**Supplied records**
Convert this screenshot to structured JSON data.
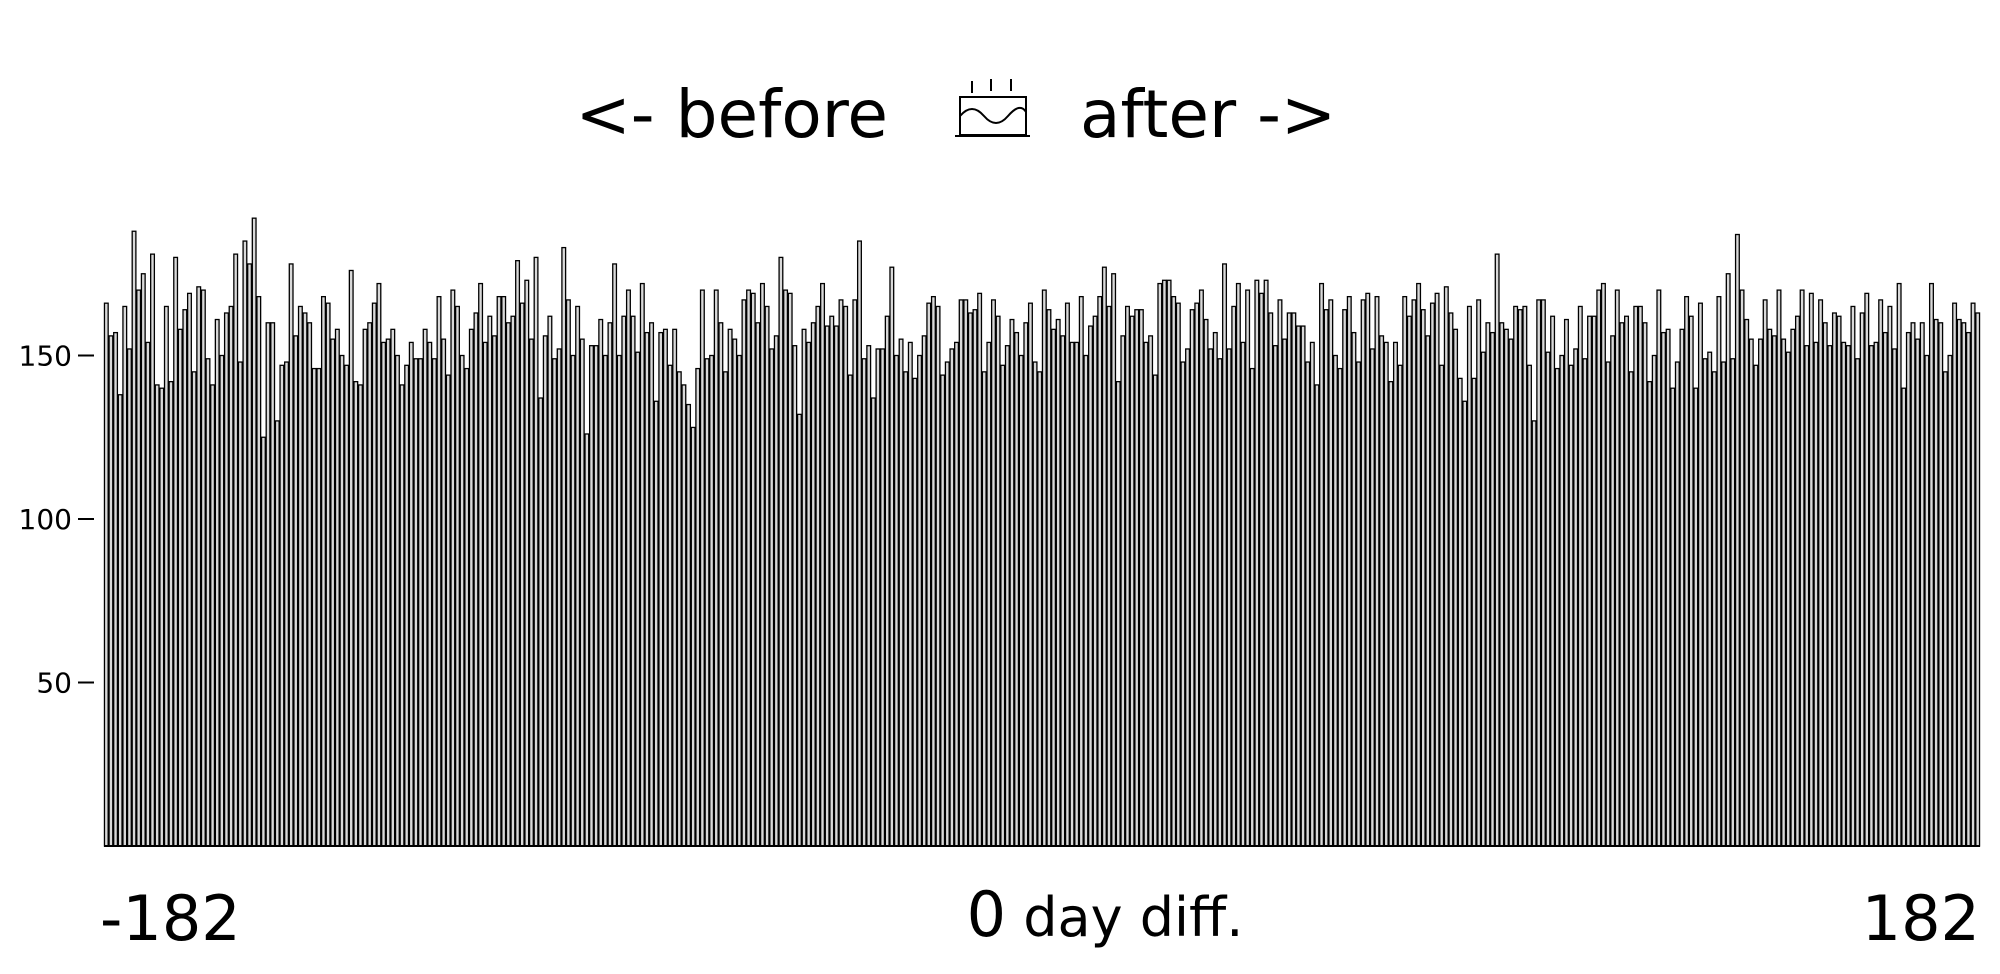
{
  "chart_data": {
    "type": "bar",
    "title_before": "<- before",
    "title_after": "after ->",
    "title_icon": "birthday-cake-icon",
    "xlabel": "day diff.",
    "x_range": [
      -182,
      182
    ],
    "xticks": [
      -182,
      0,
      182
    ],
    "xtick_labels": [
      "-182",
      "0",
      "182"
    ],
    "ylim": [
      0,
      200
    ],
    "yticks": [
      50,
      100,
      150
    ],
    "ytick_labels": [
      "50",
      "100",
      "150"
    ],
    "grid": false,
    "series": [
      {
        "values": [
          166,
          156,
          157,
          138,
          165,
          152,
          188,
          170,
          175,
          154,
          181,
          141,
          140,
          165,
          142,
          180,
          158,
          164,
          169,
          145,
          171,
          170,
          149,
          141,
          161,
          150,
          163,
          165,
          181,
          148,
          185,
          178,
          192,
          168,
          125,
          160,
          160,
          130,
          147,
          148,
          178,
          156,
          165,
          163,
          160,
          146,
          146,
          168,
          166,
          155,
          158,
          150,
          147,
          176,
          142,
          141,
          158,
          160,
          166,
          172,
          154,
          155,
          158,
          150,
          141,
          147,
          154,
          149,
          149,
          158,
          154,
          149,
          168,
          155,
          144,
          170,
          165,
          150,
          146,
          158,
          163,
          172,
          154,
          162,
          156,
          168,
          168,
          160,
          162,
          179,
          166,
          173,
          155,
          180,
          137,
          156,
          162,
          149,
          152,
          183,
          167,
          150,
          165,
          155,
          126,
          153,
          153,
          161,
          150,
          160,
          178,
          150,
          162,
          170,
          162,
          151,
          172,
          157,
          160,
          136,
          157,
          158,
          147,
          158,
          145,
          141,
          135,
          128,
          146,
          170,
          149,
          150,
          170,
          160,
          145,
          158,
          155,
          150,
          167,
          170,
          169,
          160,
          172,
          165,
          152,
          156,
          180,
          170,
          169,
          153,
          132,
          158,
          154,
          160,
          165,
          172,
          159,
          162,
          159,
          167,
          165,
          144,
          167,
          185,
          149,
          153,
          137,
          152,
          152,
          162,
          177,
          150,
          155,
          145,
          154,
          143,
          150,
          156,
          166,
          168,
          165,
          144,
          148,
          152,
          154,
          167,
          167,
          163,
          164,
          169,
          145,
          154,
          167,
          162,
          147,
          153,
          161,
          157,
          150,
          160,
          166,
          148,
          145,
          170,
          164,
          158,
          161,
          156,
          166,
          154,
          154,
          168,
          150,
          159,
          162,
          168,
          177,
          165,
          175,
          142,
          156,
          165,
          162,
          164,
          164,
          154,
          156,
          144,
          172,
          173,
          173,
          168,
          166,
          148,
          152,
          164,
          166,
          170,
          161,
          152,
          157,
          149,
          178,
          152,
          165,
          172,
          154,
          170,
          146,
          173,
          169,
          173,
          163,
          153,
          167,
          155,
          163,
          163,
          159,
          159,
          148,
          154,
          141,
          172,
          164,
          167,
          150,
          146,
          164,
          168,
          157,
          148,
          167,
          169,
          152,
          168,
          156,
          154,
          142,
          154,
          147,
          168,
          162,
          167,
          172,
          164,
          156,
          166,
          169,
          147,
          171,
          163,
          158,
          143,
          136,
          165,
          143,
          167,
          151,
          160,
          157,
          181,
          160,
          158,
          155,
          165,
          164,
          165,
          147,
          130,
          167,
          167,
          151,
          162,
          146,
          150,
          161,
          147,
          152,
          165,
          149,
          162,
          162,
          170,
          172,
          148,
          156,
          170,
          160,
          162,
          145,
          165,
          165,
          160,
          142,
          150,
          170,
          157,
          158,
          140,
          148,
          158,
          168,
          162,
          140,
          166,
          149,
          151,
          145,
          168,
          148,
          175,
          149,
          187,
          170,
          161,
          155,
          147,
          155,
          167,
          158,
          156,
          170,
          155,
          151,
          158,
          162,
          170,
          153,
          169,
          154,
          167,
          160,
          153,
          163,
          162,
          154,
          153,
          165,
          149,
          163,
          169,
          153,
          154,
          167,
          157,
          165,
          152,
          172,
          140,
          157,
          160,
          155,
          160,
          150,
          172,
          161,
          160,
          145,
          150,
          166,
          161,
          160,
          157,
          166,
          163
        ]
      }
    ]
  }
}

**Given task**
Reproduce the whole listing above word for word, but not its pictures.

**Result of the task**
Convert this screenshot to structured JSON data.
{
  "chart_data": {
    "type": "bar",
    "title_before": "<- before",
    "title_after": "after ->",
    "title_icon": "birthday-cake-icon",
    "xlabel": "day diff.",
    "x_range": [
      -182,
      182
    ],
    "xticks": [
      -182,
      0,
      182
    ],
    "xtick_labels": [
      "-182",
      "0",
      "182"
    ],
    "ylim": [
      0,
      200
    ],
    "yticks": [
      50,
      100,
      150
    ],
    "ytick_labels": [
      "50",
      "100",
      "150"
    ],
    "grid": false,
    "series": [
      {
        "values": [
          166,
          156,
          157,
          138,
          165,
          152,
          188,
          170,
          175,
          154,
          181,
          141,
          140,
          165,
          142,
          180,
          158,
          164,
          169,
          145,
          171,
          170,
          149,
          141,
          161,
          150,
          163,
          165,
          181,
          148,
          185,
          178,
          192,
          168,
          125,
          160,
          160,
          130,
          147,
          148,
          178,
          156,
          165,
          163,
          160,
          146,
          146,
          168,
          166,
          155,
          158,
          150,
          147,
          176,
          142,
          141,
          158,
          160,
          166,
          172,
          154,
          155,
          158,
          150,
          141,
          147,
          154,
          149,
          149,
          158,
          154,
          149,
          168,
          155,
          144,
          170,
          165,
          150,
          146,
          158,
          163,
          172,
          154,
          162,
          156,
          168,
          168,
          160,
          162,
          179,
          166,
          173,
          155,
          180,
          137,
          156,
          162,
          149,
          152,
          183,
          167,
          150,
          165,
          155,
          126,
          153,
          153,
          161,
          150,
          160,
          178,
          150,
          162,
          170,
          162,
          151,
          172,
          157,
          160,
          136,
          157,
          158,
          147,
          158,
          145,
          141,
          135,
          128,
          146,
          170,
          149,
          150,
          170,
          160,
          145,
          158,
          155,
          150,
          167,
          170,
          169,
          160,
          172,
          165,
          152,
          156,
          180,
          170,
          169,
          153,
          132,
          158,
          154,
          160,
          165,
          172,
          159,
          162,
          159,
          167,
          165,
          144,
          167,
          185,
          149,
          153,
          137,
          152,
          152,
          162,
          177,
          150,
          155,
          145,
          154,
          143,
          150,
          156,
          166,
          168,
          165,
          144,
          148,
          152,
          154,
          167,
          167,
          163,
          164,
          169,
          145,
          154,
          167,
          162,
          147,
          153,
          161,
          157,
          150,
          160,
          166,
          148,
          145,
          170,
          164,
          158,
          161,
          156,
          166,
          154,
          154,
          168,
          150,
          159,
          162,
          168,
          177,
          165,
          175,
          142,
          156,
          165,
          162,
          164,
          164,
          154,
          156,
          144,
          172,
          173,
          173,
          168,
          166,
          148,
          152,
          164,
          166,
          170,
          161,
          152,
          157,
          149,
          178,
          152,
          165,
          172,
          154,
          170,
          146,
          173,
          169,
          173,
          163,
          153,
          167,
          155,
          163,
          163,
          159,
          159,
          148,
          154,
          141,
          172,
          164,
          167,
          150,
          146,
          164,
          168,
          157,
          148,
          167,
          169,
          152,
          168,
          156,
          154,
          142,
          154,
          147,
          168,
          162,
          167,
          172,
          164,
          156,
          166,
          169,
          147,
          171,
          163,
          158,
          143,
          136,
          165,
          143,
          167,
          151,
          160,
          157,
          181,
          160,
          158,
          155,
          165,
          164,
          165,
          147,
          130,
          167,
          167,
          151,
          162,
          146,
          150,
          161,
          147,
          152,
          165,
          149,
          162,
          162,
          170,
          172,
          148,
          156,
          170,
          160,
          162,
          145,
          165,
          165,
          160,
          142,
          150,
          170,
          157,
          158,
          140,
          148,
          158,
          168,
          162,
          140,
          166,
          149,
          151,
          145,
          168,
          148,
          175,
          149,
          187,
          170,
          161,
          155,
          147,
          155,
          167,
          158,
          156,
          170,
          155,
          151,
          158,
          162,
          170,
          153,
          169,
          154,
          167,
          160,
          153,
          163,
          162,
          154,
          153,
          165,
          149,
          163,
          169,
          153,
          154,
          167,
          157,
          165,
          152,
          172,
          140,
          157,
          160,
          155,
          160,
          150,
          172,
          161,
          160,
          145,
          150,
          166,
          161,
          160,
          157,
          166,
          163
        ]
      }
    ]
  }
}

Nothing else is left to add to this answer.